PROBLEM TO WORK ON: Format every line of the listing below as a JSON array of strings, one string per line, with blank lines omitted.

RECORD LIST:
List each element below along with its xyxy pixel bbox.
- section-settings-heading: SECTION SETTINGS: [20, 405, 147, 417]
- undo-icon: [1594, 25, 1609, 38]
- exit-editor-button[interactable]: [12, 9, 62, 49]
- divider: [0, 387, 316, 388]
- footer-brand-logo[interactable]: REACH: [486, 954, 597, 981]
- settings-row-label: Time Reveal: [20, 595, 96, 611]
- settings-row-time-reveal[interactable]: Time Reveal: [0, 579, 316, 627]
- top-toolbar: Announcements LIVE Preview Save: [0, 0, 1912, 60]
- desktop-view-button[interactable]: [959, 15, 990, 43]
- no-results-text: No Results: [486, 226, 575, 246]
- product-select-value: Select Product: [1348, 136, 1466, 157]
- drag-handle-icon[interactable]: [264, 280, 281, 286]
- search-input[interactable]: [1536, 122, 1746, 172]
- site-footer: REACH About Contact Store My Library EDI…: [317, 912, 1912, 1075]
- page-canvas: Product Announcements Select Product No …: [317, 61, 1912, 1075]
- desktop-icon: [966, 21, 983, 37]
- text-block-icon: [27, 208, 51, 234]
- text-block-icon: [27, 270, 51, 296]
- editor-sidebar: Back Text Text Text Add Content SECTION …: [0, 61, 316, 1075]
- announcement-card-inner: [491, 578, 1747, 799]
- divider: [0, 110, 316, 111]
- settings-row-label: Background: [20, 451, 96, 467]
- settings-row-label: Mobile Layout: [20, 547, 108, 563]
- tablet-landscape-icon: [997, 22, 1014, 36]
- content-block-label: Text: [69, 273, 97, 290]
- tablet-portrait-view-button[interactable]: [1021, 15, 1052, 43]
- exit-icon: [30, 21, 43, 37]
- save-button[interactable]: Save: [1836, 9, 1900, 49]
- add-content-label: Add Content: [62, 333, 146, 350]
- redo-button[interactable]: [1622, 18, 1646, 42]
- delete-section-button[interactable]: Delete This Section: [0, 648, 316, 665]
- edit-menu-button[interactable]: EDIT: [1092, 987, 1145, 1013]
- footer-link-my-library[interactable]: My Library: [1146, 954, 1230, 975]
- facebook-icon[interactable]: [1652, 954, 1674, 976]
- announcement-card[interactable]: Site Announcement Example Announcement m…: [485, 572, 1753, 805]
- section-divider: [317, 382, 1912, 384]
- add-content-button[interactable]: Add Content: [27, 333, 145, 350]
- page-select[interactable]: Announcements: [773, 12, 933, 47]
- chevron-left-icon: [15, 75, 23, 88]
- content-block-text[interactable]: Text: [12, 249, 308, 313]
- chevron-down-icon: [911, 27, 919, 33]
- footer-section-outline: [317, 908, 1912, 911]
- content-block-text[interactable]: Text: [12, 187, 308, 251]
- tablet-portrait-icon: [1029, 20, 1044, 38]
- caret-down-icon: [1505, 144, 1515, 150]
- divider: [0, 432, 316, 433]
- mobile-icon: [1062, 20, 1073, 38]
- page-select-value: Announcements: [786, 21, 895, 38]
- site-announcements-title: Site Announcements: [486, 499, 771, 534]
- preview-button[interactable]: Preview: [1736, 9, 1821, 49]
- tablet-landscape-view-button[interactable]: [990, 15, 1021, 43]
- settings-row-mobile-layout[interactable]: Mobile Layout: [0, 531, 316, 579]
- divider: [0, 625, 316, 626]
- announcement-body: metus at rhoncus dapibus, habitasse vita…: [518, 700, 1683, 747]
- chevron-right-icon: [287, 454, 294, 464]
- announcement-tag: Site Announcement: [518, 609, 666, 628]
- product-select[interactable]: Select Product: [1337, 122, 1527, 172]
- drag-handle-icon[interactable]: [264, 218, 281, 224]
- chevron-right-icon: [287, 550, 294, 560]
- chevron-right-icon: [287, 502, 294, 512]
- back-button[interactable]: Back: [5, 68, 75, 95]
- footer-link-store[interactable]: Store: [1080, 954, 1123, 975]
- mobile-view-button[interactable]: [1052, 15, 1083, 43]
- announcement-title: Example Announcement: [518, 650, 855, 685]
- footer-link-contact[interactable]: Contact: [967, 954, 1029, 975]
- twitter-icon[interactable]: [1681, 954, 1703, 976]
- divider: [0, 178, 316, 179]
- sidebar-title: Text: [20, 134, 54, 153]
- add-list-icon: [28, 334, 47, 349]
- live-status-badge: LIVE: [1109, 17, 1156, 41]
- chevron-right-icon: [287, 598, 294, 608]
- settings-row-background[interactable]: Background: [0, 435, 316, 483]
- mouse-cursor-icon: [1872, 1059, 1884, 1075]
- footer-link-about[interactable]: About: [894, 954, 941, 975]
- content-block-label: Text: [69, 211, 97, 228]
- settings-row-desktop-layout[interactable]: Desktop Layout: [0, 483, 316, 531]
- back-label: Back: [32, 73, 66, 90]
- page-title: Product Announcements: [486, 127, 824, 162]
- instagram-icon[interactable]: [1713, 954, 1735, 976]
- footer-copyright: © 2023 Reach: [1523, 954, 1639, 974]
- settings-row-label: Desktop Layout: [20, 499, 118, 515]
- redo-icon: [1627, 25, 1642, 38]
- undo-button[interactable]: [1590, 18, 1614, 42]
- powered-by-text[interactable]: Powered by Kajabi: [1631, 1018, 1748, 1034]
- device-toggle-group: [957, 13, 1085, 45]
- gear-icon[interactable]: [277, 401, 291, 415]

TASK OUTPUT:
[
  "List each element below along with its xyxy pixel bbox.",
  "- section-settings-heading: SECTION SETTINGS: [20, 405, 147, 417]",
  "- undo-icon: [1594, 25, 1609, 38]",
  "- exit-editor-button[interactable]: [12, 9, 62, 49]",
  "- divider: [0, 387, 316, 388]",
  "- footer-brand-logo[interactable]: REACH: [486, 954, 597, 981]",
  "- settings-row-label: Time Reveal: [20, 595, 96, 611]",
  "- settings-row-time-reveal[interactable]: Time Reveal: [0, 579, 316, 627]",
  "- top-toolbar: Announcements LIVE Preview Save: [0, 0, 1912, 60]",
  "- desktop-view-button[interactable]: [959, 15, 990, 43]",
  "- no-results-text: No Results: [486, 226, 575, 246]",
  "- product-select-value: Select Product: [1348, 136, 1466, 157]",
  "- drag-handle-icon[interactable]: [264, 280, 281, 286]",
  "- search-input[interactable]: [1536, 122, 1746, 172]",
  "- site-footer: REACH About Contact Store My Library EDI…: [317, 912, 1912, 1075]",
  "- page-canvas: Product Announcements Select Product No …: [317, 61, 1912, 1075]",
  "- desktop-icon: [966, 21, 983, 37]",
  "- text-block-icon: [27, 208, 51, 234]",
  "- text-block-icon: [27, 270, 51, 296]",
  "- editor-sidebar: Back Text Text Text Add Content SECTION …: [0, 61, 316, 1075]",
  "- announcement-card-inner: [491, 578, 1747, 799]",
  "- divider: [0, 110, 316, 111]",
  "- settings-row-label: Background: [20, 451, 96, 467]",
  "- settings-row-label: Mobile Layout: [20, 547, 108, 563]",
  "- tablet-landscape-icon: [997, 22, 1014, 36]",
  "- content-block-label: Text: [69, 273, 97, 290]",
  "- tablet-portrait-view-button[interactable]: [1021, 15, 1052, 43]",
  "- exit-icon: [30, 21, 43, 37]",
  "- save-button[interactable]: Save: [1836, 9, 1900, 49]",
  "- add-content-label: Add Content: [62, 333, 146, 350]",
  "- redo-button[interactable]: [1622, 18, 1646, 42]",
  "- delete-section-button[interactable]: Delete This Section: [0, 648, 316, 665]",
  "- edit-menu-button[interactable]: EDIT: [1092, 987, 1145, 1013]",
  "- footer-link-my-library[interactable]: My Library: [1146, 954, 1230, 975]",
  "- facebook-icon[interactable]: [1652, 954, 1674, 976]",
  "- announcement-card[interactable]: Site Announcement Example Announcement m…: [485, 572, 1753, 805]",
  "- section-divider: [317, 382, 1912, 384]",
  "- add-content-button[interactable]: Add Content: [27, 333, 145, 350]",
  "- page-select[interactable]: Announcements: [773, 12, 933, 47]",
  "- chevron-left-icon: [15, 75, 23, 88]",
  "- content-block-text[interactable]: Text: [12, 249, 308, 313]",
  "- chevron-down-icon: [911, 27, 919, 33]",
  "- footer-section-outline: [317, 908, 1912, 911]",
  "- content-block-text[interactable]: Text: [12, 187, 308, 251]",
  "- tablet-portrait-icon: [1029, 20, 1044, 38]",
  "- caret-down-icon: [1505, 144, 1515, 150]",
  "- divider: [0, 432, 316, 433]",
  "- mobile-icon: [1062, 20, 1073, 38]",
  "- page-select-value: Announcements: [786, 21, 895, 38]",
  "- site-announcements-title: Site Announcements: [486, 499, 771, 534]",
  "- preview-button[interactable]: Preview: [1736, 9, 1821, 49]",
  "- tablet-landscape-view-button[interactable]: [990, 15, 1021, 43]",
  "- settings-row-mobile-layout[interactable]: Mobile Layout: [0, 531, 316, 579]",
  "- divider: [0, 625, 316, 626]",
  "- announcement-body: metus at rhoncus dapibus, habitasse vita…: [518, 700, 1683, 747]",
  "- chevron-right-icon: [287, 454, 294, 464]",
  "- announcement-tag: Site Announcement: [518, 609, 666, 628]",
  "- product-select[interactable]: Select Product: [1337, 122, 1527, 172]",
  "- drag-handle-icon[interactable]: [264, 218, 281, 224]",
  "- chevron-right-icon: [287, 550, 294, 560]",
  "- chevron-right-icon: [287, 502, 294, 512]",
  "- back-button[interactable]: Back: [5, 68, 75, 95]",
  "- footer-link-store[interactable]: Store: [1080, 954, 1123, 975]",
  "- mobile-view-button[interactable]: [1052, 15, 1083, 43]",
  "- announcement-title: Example Announcement: [518, 650, 855, 685]",
  "- footer-link-contact[interactable]: Contact: [967, 954, 1029, 975]",
  "- twitter-icon[interactable]: [1681, 954, 1703, 976]",
  "- divider: [0, 178, 316, 179]",
  "- sidebar-title: Text: [20, 134, 54, 153]",
  "- add-list-icon: [28, 334, 47, 349]",
  "- live-status-badge: LIVE: [1109, 17, 1156, 41]",
  "- chevron-right-icon: [287, 598, 294, 608]",
  "- settings-row-background[interactable]: Background: [0, 435, 316, 483]",
  "- mouse-cursor-icon: [1872, 1059, 1884, 1075]",
  "- footer-link-about[interactable]: About: [894, 954, 941, 975]",
  "- content-block-label: Text: [69, 211, 97, 228]",
  "- settings-row-desktop-layout[interactable]: Desktop Layout: [0, 483, 316, 531]",
  "- back-label: Back: [32, 73, 66, 90]",
  "- page-title: Product Announcements: [486, 127, 824, 162]",
  "- instagram-icon[interactable]: [1713, 954, 1735, 976]",
  "- footer-copyright: © 2023 Reach: [1523, 954, 1639, 974]",
  "- settings-row-label: Desktop Layout: [20, 499, 118, 515]",
  "- redo-icon: [1627, 25, 1642, 38]",
  "- undo-button[interactable]: [1590, 18, 1614, 42]",
  "- powered-by-text[interactable]: Powered by Kajabi: [1631, 1018, 1748, 1034]",
  "- device-toggle-group: [957, 13, 1085, 45]",
  "- gear-icon[interactable]: [277, 401, 291, 415]"
]